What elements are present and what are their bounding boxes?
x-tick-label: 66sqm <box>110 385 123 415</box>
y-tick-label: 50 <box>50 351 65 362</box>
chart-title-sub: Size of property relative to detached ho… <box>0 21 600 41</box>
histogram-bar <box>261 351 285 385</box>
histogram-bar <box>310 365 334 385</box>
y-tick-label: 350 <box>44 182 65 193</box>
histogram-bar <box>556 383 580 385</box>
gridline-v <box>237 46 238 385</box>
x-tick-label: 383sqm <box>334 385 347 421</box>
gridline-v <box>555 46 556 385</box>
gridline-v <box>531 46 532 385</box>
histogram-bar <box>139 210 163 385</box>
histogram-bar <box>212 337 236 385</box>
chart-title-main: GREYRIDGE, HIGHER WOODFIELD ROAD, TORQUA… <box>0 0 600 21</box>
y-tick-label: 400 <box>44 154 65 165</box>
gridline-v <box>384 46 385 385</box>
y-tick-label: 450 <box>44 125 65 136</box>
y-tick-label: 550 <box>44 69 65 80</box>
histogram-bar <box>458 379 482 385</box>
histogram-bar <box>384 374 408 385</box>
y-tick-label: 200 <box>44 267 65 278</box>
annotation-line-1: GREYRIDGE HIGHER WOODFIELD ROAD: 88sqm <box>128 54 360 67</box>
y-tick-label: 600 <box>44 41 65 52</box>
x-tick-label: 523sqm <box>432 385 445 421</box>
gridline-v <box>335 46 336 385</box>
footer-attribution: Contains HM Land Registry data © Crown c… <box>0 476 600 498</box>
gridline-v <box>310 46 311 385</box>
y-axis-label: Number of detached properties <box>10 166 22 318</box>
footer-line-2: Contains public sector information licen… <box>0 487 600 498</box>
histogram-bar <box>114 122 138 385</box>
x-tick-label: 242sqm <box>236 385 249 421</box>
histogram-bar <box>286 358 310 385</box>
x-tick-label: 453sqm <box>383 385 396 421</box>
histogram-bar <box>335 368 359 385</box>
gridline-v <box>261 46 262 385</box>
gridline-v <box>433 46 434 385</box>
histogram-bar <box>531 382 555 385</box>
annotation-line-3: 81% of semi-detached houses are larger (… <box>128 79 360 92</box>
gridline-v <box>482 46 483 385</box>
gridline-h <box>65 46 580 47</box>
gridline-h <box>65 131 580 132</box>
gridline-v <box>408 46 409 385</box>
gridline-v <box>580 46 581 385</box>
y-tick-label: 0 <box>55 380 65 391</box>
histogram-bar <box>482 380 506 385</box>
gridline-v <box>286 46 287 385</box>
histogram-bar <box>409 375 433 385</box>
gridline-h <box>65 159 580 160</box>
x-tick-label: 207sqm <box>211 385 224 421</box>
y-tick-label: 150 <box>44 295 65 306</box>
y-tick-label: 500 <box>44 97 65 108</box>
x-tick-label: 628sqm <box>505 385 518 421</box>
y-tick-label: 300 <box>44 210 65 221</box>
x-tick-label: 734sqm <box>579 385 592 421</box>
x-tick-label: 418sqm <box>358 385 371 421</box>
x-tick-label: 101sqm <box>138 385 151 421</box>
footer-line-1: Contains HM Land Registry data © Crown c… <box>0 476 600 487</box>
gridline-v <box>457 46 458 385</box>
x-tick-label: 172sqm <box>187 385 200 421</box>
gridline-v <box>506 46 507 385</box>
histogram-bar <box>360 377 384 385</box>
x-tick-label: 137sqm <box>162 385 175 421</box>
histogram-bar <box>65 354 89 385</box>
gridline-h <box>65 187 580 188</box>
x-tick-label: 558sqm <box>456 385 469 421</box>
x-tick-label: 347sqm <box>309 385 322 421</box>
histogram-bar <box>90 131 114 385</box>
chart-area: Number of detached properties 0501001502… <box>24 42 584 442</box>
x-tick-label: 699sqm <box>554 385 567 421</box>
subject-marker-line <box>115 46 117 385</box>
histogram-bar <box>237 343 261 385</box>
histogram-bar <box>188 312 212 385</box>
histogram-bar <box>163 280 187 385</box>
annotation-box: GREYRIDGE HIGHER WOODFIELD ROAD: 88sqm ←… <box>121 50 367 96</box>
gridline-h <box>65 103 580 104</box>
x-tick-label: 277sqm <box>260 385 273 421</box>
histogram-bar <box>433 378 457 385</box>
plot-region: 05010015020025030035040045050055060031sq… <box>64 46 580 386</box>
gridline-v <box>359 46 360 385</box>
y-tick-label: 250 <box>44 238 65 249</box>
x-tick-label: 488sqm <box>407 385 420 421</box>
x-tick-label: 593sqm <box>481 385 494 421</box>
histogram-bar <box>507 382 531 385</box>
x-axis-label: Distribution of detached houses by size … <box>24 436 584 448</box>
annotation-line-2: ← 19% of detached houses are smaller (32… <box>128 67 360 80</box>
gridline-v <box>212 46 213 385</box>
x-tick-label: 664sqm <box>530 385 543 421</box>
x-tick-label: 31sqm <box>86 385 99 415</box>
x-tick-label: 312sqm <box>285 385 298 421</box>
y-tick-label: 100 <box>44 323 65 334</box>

■ ■ ■ ■ ■

_Task directions:_
Output the entire listing above again, every line unchanged and in the same order.

_Expected output:_
What elements are present and what are their bounding boxes?
x-tick-label: 66sqm <box>110 385 123 415</box>
y-tick-label: 50 <box>50 351 65 362</box>
chart-title-sub: Size of property relative to detached ho… <box>0 21 600 41</box>
histogram-bar <box>261 351 285 385</box>
histogram-bar <box>310 365 334 385</box>
y-tick-label: 350 <box>44 182 65 193</box>
histogram-bar <box>556 383 580 385</box>
gridline-v <box>237 46 238 385</box>
x-tick-label: 383sqm <box>334 385 347 421</box>
gridline-v <box>555 46 556 385</box>
gridline-v <box>531 46 532 385</box>
histogram-bar <box>139 210 163 385</box>
histogram-bar <box>212 337 236 385</box>
chart-title-main: GREYRIDGE, HIGHER WOODFIELD ROAD, TORQUA… <box>0 0 600 21</box>
y-tick-label: 400 <box>44 154 65 165</box>
gridline-v <box>384 46 385 385</box>
y-tick-label: 450 <box>44 125 65 136</box>
y-tick-label: 550 <box>44 69 65 80</box>
histogram-bar <box>458 379 482 385</box>
histogram-bar <box>384 374 408 385</box>
y-tick-label: 200 <box>44 267 65 278</box>
annotation-line-1: GREYRIDGE HIGHER WOODFIELD ROAD: 88sqm <box>128 54 360 67</box>
y-tick-label: 600 <box>44 41 65 52</box>
x-tick-label: 523sqm <box>432 385 445 421</box>
gridline-v <box>335 46 336 385</box>
footer-attribution: Contains HM Land Registry data © Crown c… <box>0 476 600 498</box>
gridline-v <box>310 46 311 385</box>
y-axis-label: Number of detached properties <box>10 166 22 318</box>
footer-line-2: Contains public sector information licen… <box>0 487 600 498</box>
histogram-bar <box>114 122 138 385</box>
x-tick-label: 242sqm <box>236 385 249 421</box>
histogram-bar <box>286 358 310 385</box>
x-tick-label: 453sqm <box>383 385 396 421</box>
histogram-bar <box>335 368 359 385</box>
gridline-v <box>261 46 262 385</box>
gridline-v <box>433 46 434 385</box>
histogram-bar <box>531 382 555 385</box>
annotation-line-3: 81% of semi-detached houses are larger (… <box>128 79 360 92</box>
gridline-v <box>482 46 483 385</box>
gridline-h <box>65 46 580 47</box>
gridline-h <box>65 131 580 132</box>
gridline-v <box>408 46 409 385</box>
gridline-v <box>580 46 581 385</box>
y-tick-label: 0 <box>55 380 65 391</box>
histogram-bar <box>482 380 506 385</box>
gridline-v <box>286 46 287 385</box>
histogram-bar <box>409 375 433 385</box>
gridline-h <box>65 159 580 160</box>
x-tick-label: 207sqm <box>211 385 224 421</box>
y-tick-label: 150 <box>44 295 65 306</box>
y-tick-label: 500 <box>44 97 65 108</box>
x-tick-label: 628sqm <box>505 385 518 421</box>
y-tick-label: 300 <box>44 210 65 221</box>
x-tick-label: 734sqm <box>579 385 592 421</box>
x-tick-label: 418sqm <box>358 385 371 421</box>
x-tick-label: 101sqm <box>138 385 151 421</box>
footer-line-1: Contains HM Land Registry data © Crown c… <box>0 476 600 487</box>
gridline-v <box>457 46 458 385</box>
x-tick-label: 172sqm <box>187 385 200 421</box>
gridline-v <box>506 46 507 385</box>
histogram-bar <box>360 377 384 385</box>
x-tick-label: 137sqm <box>162 385 175 421</box>
histogram-bar <box>65 354 89 385</box>
gridline-h <box>65 187 580 188</box>
x-tick-label: 558sqm <box>456 385 469 421</box>
x-tick-label: 347sqm <box>309 385 322 421</box>
histogram-bar <box>90 131 114 385</box>
chart-area: Number of detached properties 0501001502… <box>24 42 584 442</box>
x-tick-label: 699sqm <box>554 385 567 421</box>
subject-marker-line <box>115 46 117 385</box>
histogram-bar <box>237 343 261 385</box>
histogram-bar <box>188 312 212 385</box>
histogram-bar <box>163 280 187 385</box>
annotation-box: GREYRIDGE HIGHER WOODFIELD ROAD: 88sqm ←… <box>121 50 367 96</box>
gridline-h <box>65 103 580 104</box>
x-tick-label: 277sqm <box>260 385 273 421</box>
histogram-bar <box>433 378 457 385</box>
plot-region: 05010015020025030035040045050055060031sq… <box>64 46 580 386</box>
gridline-v <box>359 46 360 385</box>
y-tick-label: 250 <box>44 238 65 249</box>
x-tick-label: 488sqm <box>407 385 420 421</box>
x-tick-label: 593sqm <box>481 385 494 421</box>
histogram-bar <box>507 382 531 385</box>
x-axis-label: Distribution of detached houses by size … <box>24 436 584 448</box>
annotation-line-2: ← 19% of detached houses are smaller (32… <box>128 67 360 80</box>
gridline-v <box>212 46 213 385</box>
x-tick-label: 664sqm <box>530 385 543 421</box>
x-tick-label: 31sqm <box>86 385 99 415</box>
x-tick-label: 312sqm <box>285 385 298 421</box>
y-tick-label: 100 <box>44 323 65 334</box>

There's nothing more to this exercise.